**Goal**
Repeat each record below exactly, dropping the pictures.

○ ○ ○ ○ ○

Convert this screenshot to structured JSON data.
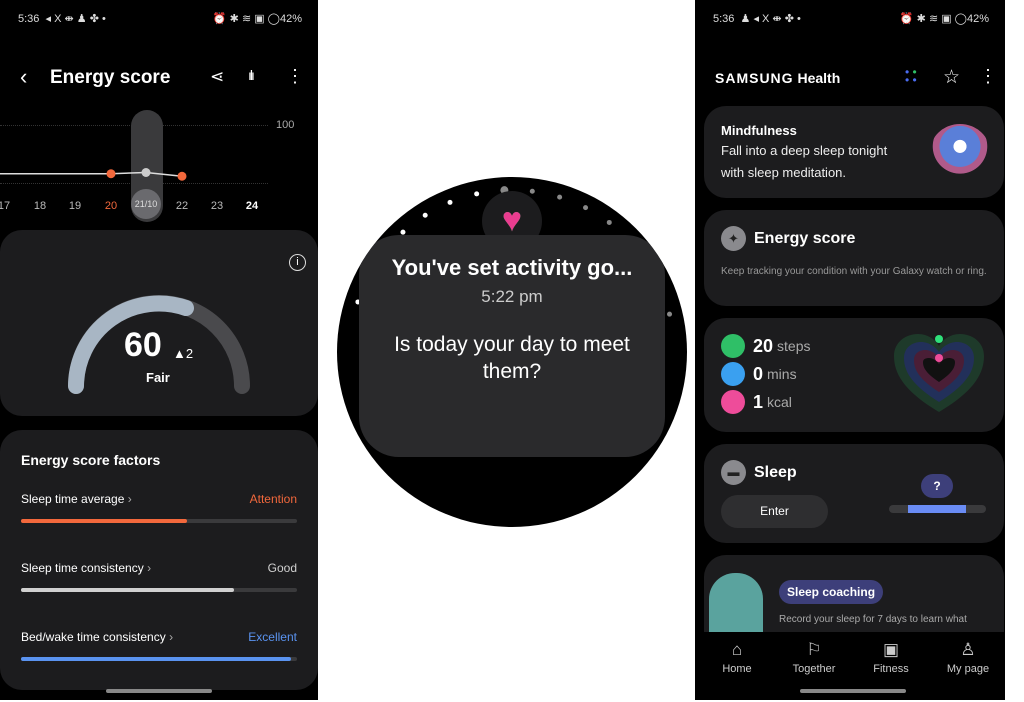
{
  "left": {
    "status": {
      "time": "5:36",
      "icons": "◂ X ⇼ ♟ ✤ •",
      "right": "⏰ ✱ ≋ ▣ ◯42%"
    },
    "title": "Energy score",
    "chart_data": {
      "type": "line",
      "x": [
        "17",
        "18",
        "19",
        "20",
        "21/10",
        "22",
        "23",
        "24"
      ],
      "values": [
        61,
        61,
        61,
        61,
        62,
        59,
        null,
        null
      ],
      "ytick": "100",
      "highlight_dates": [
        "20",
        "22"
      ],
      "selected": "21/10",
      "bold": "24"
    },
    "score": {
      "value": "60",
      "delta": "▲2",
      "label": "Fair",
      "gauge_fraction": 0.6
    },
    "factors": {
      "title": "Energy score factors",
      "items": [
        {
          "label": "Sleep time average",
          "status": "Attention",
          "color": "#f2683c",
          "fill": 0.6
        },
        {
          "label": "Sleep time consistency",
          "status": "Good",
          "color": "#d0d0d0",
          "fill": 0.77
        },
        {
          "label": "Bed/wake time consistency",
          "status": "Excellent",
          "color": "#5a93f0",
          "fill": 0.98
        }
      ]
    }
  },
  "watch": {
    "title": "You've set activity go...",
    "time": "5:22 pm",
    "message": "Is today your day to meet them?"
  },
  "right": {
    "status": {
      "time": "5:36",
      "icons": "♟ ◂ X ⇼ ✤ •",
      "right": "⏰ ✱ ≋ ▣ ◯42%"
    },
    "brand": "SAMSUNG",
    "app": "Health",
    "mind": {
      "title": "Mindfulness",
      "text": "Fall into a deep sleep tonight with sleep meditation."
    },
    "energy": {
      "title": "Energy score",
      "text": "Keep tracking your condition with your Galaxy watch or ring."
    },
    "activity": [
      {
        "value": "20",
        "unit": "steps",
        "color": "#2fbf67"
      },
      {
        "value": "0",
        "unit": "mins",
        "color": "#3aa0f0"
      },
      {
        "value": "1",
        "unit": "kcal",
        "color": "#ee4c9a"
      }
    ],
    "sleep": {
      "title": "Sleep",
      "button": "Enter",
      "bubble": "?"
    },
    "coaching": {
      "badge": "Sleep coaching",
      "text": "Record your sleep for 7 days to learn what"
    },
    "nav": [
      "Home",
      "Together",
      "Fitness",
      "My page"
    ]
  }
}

○ ○ ○ ○ ○

**Solved exercise**
Convert this screenshot to structured JSON data.
{
  "left": {
    "status": {
      "time": "5:36",
      "icons": "◂ X ⇼ ♟ ✤ •",
      "right": "⏰ ✱ ≋ ▣ ◯42%"
    },
    "title": "Energy score",
    "chart_data": {
      "type": "line",
      "x": [
        "17",
        "18",
        "19",
        "20",
        "21/10",
        "22",
        "23",
        "24"
      ],
      "values": [
        61,
        61,
        61,
        61,
        62,
        59,
        null,
        null
      ],
      "ytick": "100",
      "highlight_dates": [
        "20",
        "22"
      ],
      "selected": "21/10",
      "bold": "24"
    },
    "score": {
      "value": "60",
      "delta": "▲2",
      "label": "Fair",
      "gauge_fraction": 0.6
    },
    "factors": {
      "title": "Energy score factors",
      "items": [
        {
          "label": "Sleep time average",
          "status": "Attention",
          "color": "#f2683c",
          "fill": 0.6
        },
        {
          "label": "Sleep time consistency",
          "status": "Good",
          "color": "#d0d0d0",
          "fill": 0.77
        },
        {
          "label": "Bed/wake time consistency",
          "status": "Excellent",
          "color": "#5a93f0",
          "fill": 0.98
        }
      ]
    }
  },
  "watch": {
    "title": "You've set activity go...",
    "time": "5:22 pm",
    "message": "Is today your day to meet them?"
  },
  "right": {
    "status": {
      "time": "5:36",
      "icons": "♟ ◂ X ⇼ ✤ •",
      "right": "⏰ ✱ ≋ ▣ ◯42%"
    },
    "brand": "SAMSUNG",
    "app": "Health",
    "mind": {
      "title": "Mindfulness",
      "text": "Fall into a deep sleep tonight with sleep meditation."
    },
    "energy": {
      "title": "Energy score",
      "text": "Keep tracking your condition with your Galaxy watch or ring."
    },
    "activity": [
      {
        "value": "20",
        "unit": "steps",
        "color": "#2fbf67"
      },
      {
        "value": "0",
        "unit": "mins",
        "color": "#3aa0f0"
      },
      {
        "value": "1",
        "unit": "kcal",
        "color": "#ee4c9a"
      }
    ],
    "sleep": {
      "title": "Sleep",
      "button": "Enter",
      "bubble": "?"
    },
    "coaching": {
      "badge": "Sleep coaching",
      "text": "Record your sleep for 7 days to learn what"
    },
    "nav": [
      "Home",
      "Together",
      "Fitness",
      "My page"
    ]
  }
}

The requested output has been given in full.